## Data excerpts
======

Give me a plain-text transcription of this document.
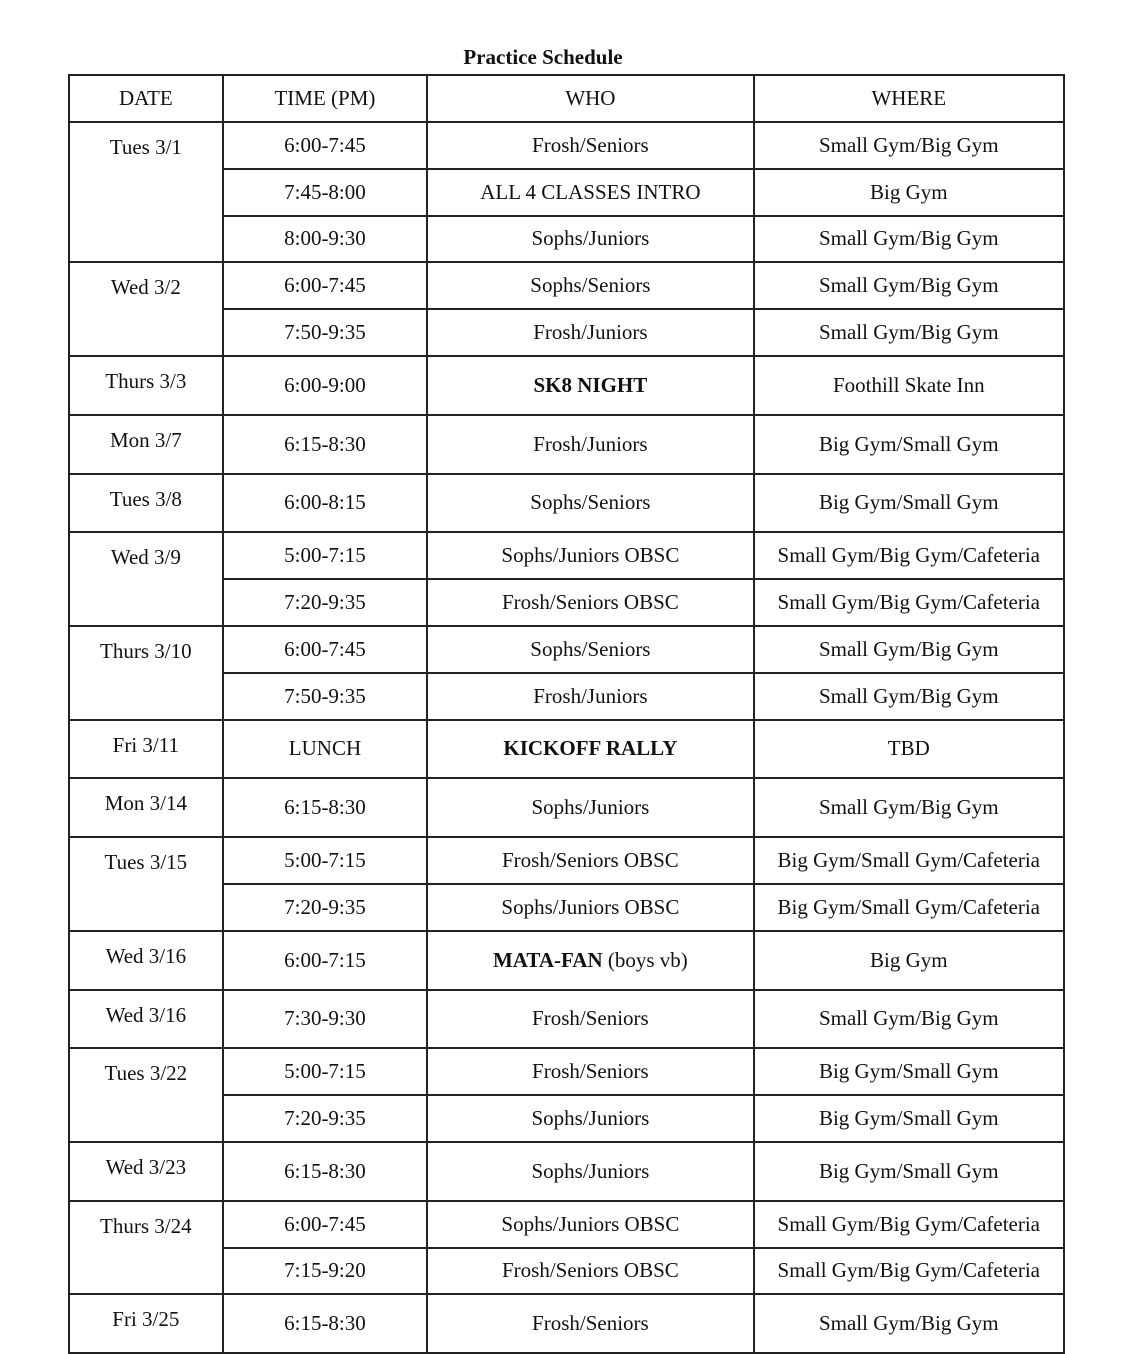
Practice Schedule
DATE	TIME (PM)	WHO	WHERE
Tues 3/1	6:00-7:45	Frosh/Seniors	Small Gym/Big Gym
	7:45-8:00	ALL 4 CLASSES INTRO	Big Gym
	8:00-9:30	Sophs/Juniors	Small Gym/Big Gym
Wed 3/2	6:00-7:45	Sophs/Seniors	Small Gym/Big Gym
	7:50-9:35	Frosh/Juniors	Small Gym/Big Gym
Thurs 3/3	6:00-9:00	SK8 NIGHT	Foothill Skate Inn
Mon 3/7	6:15-8:30	Frosh/Juniors	Big Gym/Small Gym
Tues 3/8	6:00-8:15	Sophs/Seniors	Big Gym/Small Gym
Wed 3/9	5:00-7:15	Sophs/Juniors OBSC	Small Gym/Big Gym/Cafeteria
	7:20-9:35	Frosh/Seniors OBSC	Small Gym/Big Gym/Cafeteria
Thurs 3/10	6:00-7:45	Sophs/Seniors	Small Gym/Big Gym
	7:50-9:35	Frosh/Juniors	Small Gym/Big Gym
Fri 3/11	LUNCH	KICKOFF RALLY	TBD
Mon 3/14	6:15-8:30	Sophs/Juniors	Small Gym/Big Gym
Tues 3/15	5:00-7:15	Frosh/Seniors OBSC	Big Gym/Small Gym/Cafeteria
	7:20-9:35	Sophs/Juniors OBSC	Big Gym/Small Gym/Cafeteria
Wed 3/16	6:00-7:15	MATA-FAN (boys vb)	Big Gym
Wed 3/16	7:30-9:30	Frosh/Seniors	Small Gym/Big Gym
Tues 3/22	5:00-7:15	Frosh/Seniors	Big Gym/Small Gym
	7:20-9:35	Sophs/Juniors	Big Gym/Small Gym
Wed 3/23	6:15-8:30	Sophs/Juniors	Big Gym/Small Gym
Thurs 3/24	6:00-7:45	Sophs/Juniors OBSC	Small Gym/Big Gym/Cafeteria
	7:15-9:20	Frosh/Seniors OBSC	Small Gym/Big Gym/Cafeteria
Fri 3/25	6:15-8:30	Frosh/Seniors	Small Gym/Big Gym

======

## To be done
Go through the records and gather the lines that hold "OBSC".

## Final answer
Wed 3/9	5:00-7:15	Sophs/Juniors OBSC	Small Gym/Big Gym/Cafeteria
	7:20-9:35	Frosh/Seniors OBSC	Small Gym/Big Gym/Cafeteria
Tues 3/15	5:00-7:15	Frosh/Seniors OBSC	Big Gym/Small Gym/Cafeteria
	7:20-9:35	Sophs/Juniors OBSC	Big Gym/Small Gym/Cafeteria
Thurs 3/24	6:00-7:45	Sophs/Juniors OBSC	Small Gym/Big Gym/Cafeteria
	7:15-9:20	Frosh/Seniors OBSC	Small Gym/Big Gym/Cafeteria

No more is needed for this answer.